WHAT YOU SHOULD DO: Reproduce the material in full, unchanged.

Stored items from a collection:
BEGIN

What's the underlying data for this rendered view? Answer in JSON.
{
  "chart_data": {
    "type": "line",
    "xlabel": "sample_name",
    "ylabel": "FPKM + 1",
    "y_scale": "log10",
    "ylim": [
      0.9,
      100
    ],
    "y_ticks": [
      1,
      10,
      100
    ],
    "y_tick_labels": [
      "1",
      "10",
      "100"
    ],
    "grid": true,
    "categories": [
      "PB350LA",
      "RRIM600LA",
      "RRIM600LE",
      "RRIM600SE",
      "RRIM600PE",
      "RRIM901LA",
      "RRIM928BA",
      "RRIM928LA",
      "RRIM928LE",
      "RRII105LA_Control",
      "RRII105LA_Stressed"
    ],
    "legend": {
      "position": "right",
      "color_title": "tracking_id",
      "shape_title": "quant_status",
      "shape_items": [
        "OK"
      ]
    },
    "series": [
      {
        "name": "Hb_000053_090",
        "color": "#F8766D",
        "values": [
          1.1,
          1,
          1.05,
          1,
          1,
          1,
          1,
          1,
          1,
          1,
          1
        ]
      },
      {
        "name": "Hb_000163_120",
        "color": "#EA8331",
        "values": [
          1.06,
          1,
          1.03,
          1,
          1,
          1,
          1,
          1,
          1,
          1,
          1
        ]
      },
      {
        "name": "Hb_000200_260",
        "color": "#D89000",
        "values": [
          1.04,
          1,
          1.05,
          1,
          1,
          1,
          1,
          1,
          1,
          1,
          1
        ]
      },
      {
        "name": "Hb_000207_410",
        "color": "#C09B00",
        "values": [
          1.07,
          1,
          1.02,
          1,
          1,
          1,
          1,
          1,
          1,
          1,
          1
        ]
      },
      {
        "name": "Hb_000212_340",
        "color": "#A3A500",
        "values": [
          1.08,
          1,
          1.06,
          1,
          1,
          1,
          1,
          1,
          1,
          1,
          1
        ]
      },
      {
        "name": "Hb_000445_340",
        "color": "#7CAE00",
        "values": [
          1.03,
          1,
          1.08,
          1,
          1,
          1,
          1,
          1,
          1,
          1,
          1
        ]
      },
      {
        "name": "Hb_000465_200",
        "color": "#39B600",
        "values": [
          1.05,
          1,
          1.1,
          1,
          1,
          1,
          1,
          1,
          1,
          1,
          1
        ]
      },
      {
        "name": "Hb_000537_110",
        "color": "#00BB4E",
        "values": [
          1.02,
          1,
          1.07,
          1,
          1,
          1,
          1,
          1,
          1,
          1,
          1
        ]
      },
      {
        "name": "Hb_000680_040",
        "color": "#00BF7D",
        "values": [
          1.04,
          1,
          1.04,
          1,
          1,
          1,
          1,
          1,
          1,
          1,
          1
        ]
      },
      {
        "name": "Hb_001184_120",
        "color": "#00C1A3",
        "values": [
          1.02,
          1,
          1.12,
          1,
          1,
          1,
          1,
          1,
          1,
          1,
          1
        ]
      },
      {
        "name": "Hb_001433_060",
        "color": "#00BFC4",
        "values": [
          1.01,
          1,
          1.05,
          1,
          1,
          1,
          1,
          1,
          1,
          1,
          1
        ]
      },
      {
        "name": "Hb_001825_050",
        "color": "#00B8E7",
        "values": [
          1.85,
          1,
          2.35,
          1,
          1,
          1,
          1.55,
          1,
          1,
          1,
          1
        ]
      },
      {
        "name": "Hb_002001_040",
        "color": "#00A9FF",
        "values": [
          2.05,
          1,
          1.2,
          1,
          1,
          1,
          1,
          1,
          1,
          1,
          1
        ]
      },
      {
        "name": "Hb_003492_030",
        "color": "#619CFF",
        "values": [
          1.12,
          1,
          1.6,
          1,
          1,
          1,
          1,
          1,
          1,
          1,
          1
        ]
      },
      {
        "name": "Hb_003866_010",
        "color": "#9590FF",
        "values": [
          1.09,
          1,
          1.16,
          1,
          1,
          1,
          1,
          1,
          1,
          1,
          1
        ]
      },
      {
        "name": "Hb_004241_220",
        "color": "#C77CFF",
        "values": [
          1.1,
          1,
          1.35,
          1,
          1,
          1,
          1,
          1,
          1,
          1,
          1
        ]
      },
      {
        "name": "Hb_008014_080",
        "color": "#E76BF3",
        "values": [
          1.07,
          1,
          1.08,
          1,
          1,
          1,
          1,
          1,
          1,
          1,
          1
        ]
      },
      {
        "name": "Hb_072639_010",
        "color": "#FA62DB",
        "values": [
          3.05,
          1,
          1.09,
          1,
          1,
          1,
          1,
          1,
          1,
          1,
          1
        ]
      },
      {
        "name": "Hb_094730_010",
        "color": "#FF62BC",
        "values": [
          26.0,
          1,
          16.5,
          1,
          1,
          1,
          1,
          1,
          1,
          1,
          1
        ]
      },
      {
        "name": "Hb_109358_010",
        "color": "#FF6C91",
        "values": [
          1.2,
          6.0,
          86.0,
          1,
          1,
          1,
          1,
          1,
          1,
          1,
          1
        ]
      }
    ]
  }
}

END

ANSWER:
What's the underlying data for this rendered view? Answer in JSON.
{
  "chart_data": {
    "type": "line",
    "xlabel": "sample_name",
    "ylabel": "FPKM + 1",
    "y_scale": "log10",
    "ylim": [
      0.9,
      100
    ],
    "y_ticks": [
      1,
      10,
      100
    ],
    "y_tick_labels": [
      "1",
      "10",
      "100"
    ],
    "grid": true,
    "categories": [
      "PB350LA",
      "RRIM600LA",
      "RRIM600LE",
      "RRIM600SE",
      "RRIM600PE",
      "RRIM901LA",
      "RRIM928BA",
      "RRIM928LA",
      "RRIM928LE",
      "RRII105LA_Control",
      "RRII105LA_Stressed"
    ],
    "legend": {
      "position": "right",
      "color_title": "tracking_id",
      "shape_title": "quant_status",
      "shape_items": [
        "OK"
      ]
    },
    "series": [
      {
        "name": "Hb_000053_090",
        "color": "#F8766D",
        "values": [
          1.1,
          1,
          1.05,
          1,
          1,
          1,
          1,
          1,
          1,
          1,
          1
        ]
      },
      {
        "name": "Hb_000163_120",
        "color": "#EA8331",
        "values": [
          1.06,
          1,
          1.03,
          1,
          1,
          1,
          1,
          1,
          1,
          1,
          1
        ]
      },
      {
        "name": "Hb_000200_260",
        "color": "#D89000",
        "values": [
          1.04,
          1,
          1.05,
          1,
          1,
          1,
          1,
          1,
          1,
          1,
          1
        ]
      },
      {
        "name": "Hb_000207_410",
        "color": "#C09B00",
        "values": [
          1.07,
          1,
          1.02,
          1,
          1,
          1,
          1,
          1,
          1,
          1,
          1
        ]
      },
      {
        "name": "Hb_000212_340",
        "color": "#A3A500",
        "values": [
          1.08,
          1,
          1.06,
          1,
          1,
          1,
          1,
          1,
          1,
          1,
          1
        ]
      },
      {
        "name": "Hb_000445_340",
        "color": "#7CAE00",
        "values": [
          1.03,
          1,
          1.08,
          1,
          1,
          1,
          1,
          1,
          1,
          1,
          1
        ]
      },
      {
        "name": "Hb_000465_200",
        "color": "#39B600",
        "values": [
          1.05,
          1,
          1.1,
          1,
          1,
          1,
          1,
          1,
          1,
          1,
          1
        ]
      },
      {
        "name": "Hb_000537_110",
        "color": "#00BB4E",
        "values": [
          1.02,
          1,
          1.07,
          1,
          1,
          1,
          1,
          1,
          1,
          1,
          1
        ]
      },
      {
        "name": "Hb_000680_040",
        "color": "#00BF7D",
        "values": [
          1.04,
          1,
          1.04,
          1,
          1,
          1,
          1,
          1,
          1,
          1,
          1
        ]
      },
      {
        "name": "Hb_001184_120",
        "color": "#00C1A3",
        "values": [
          1.02,
          1,
          1.12,
          1,
          1,
          1,
          1,
          1,
          1,
          1,
          1
        ]
      },
      {
        "name": "Hb_001433_060",
        "color": "#00BFC4",
        "values": [
          1.01,
          1,
          1.05,
          1,
          1,
          1,
          1,
          1,
          1,
          1,
          1
        ]
      },
      {
        "name": "Hb_001825_050",
        "color": "#00B8E7",
        "values": [
          1.85,
          1,
          2.35,
          1,
          1,
          1,
          1.55,
          1,
          1,
          1,
          1
        ]
      },
      {
        "name": "Hb_002001_040",
        "color": "#00A9FF",
        "values": [
          2.05,
          1,
          1.2,
          1,
          1,
          1,
          1,
          1,
          1,
          1,
          1
        ]
      },
      {
        "name": "Hb_003492_030",
        "color": "#619CFF",
        "values": [
          1.12,
          1,
          1.6,
          1,
          1,
          1,
          1,
          1,
          1,
          1,
          1
        ]
      },
      {
        "name": "Hb_003866_010",
        "color": "#9590FF",
        "values": [
          1.09,
          1,
          1.16,
          1,
          1,
          1,
          1,
          1,
          1,
          1,
          1
        ]
      },
      {
        "name": "Hb_004241_220",
        "color": "#C77CFF",
        "values": [
          1.1,
          1,
          1.35,
          1,
          1,
          1,
          1,
          1,
          1,
          1,
          1
        ]
      },
      {
        "name": "Hb_008014_080",
        "color": "#E76BF3",
        "values": [
          1.07,
          1,
          1.08,
          1,
          1,
          1,
          1,
          1,
          1,
          1,
          1
        ]
      },
      {
        "name": "Hb_072639_010",
        "color": "#FA62DB",
        "values": [
          3.05,
          1,
          1.09,
          1,
          1,
          1,
          1,
          1,
          1,
          1,
          1
        ]
      },
      {
        "name": "Hb_094730_010",
        "color": "#FF62BC",
        "values": [
          26.0,
          1,
          16.5,
          1,
          1,
          1,
          1,
          1,
          1,
          1,
          1
        ]
      },
      {
        "name": "Hb_109358_010",
        "color": "#FF6C91",
        "values": [
          1.2,
          6.0,
          86.0,
          1,
          1,
          1,
          1,
          1,
          1,
          1,
          1
        ]
      }
    ]
  }
}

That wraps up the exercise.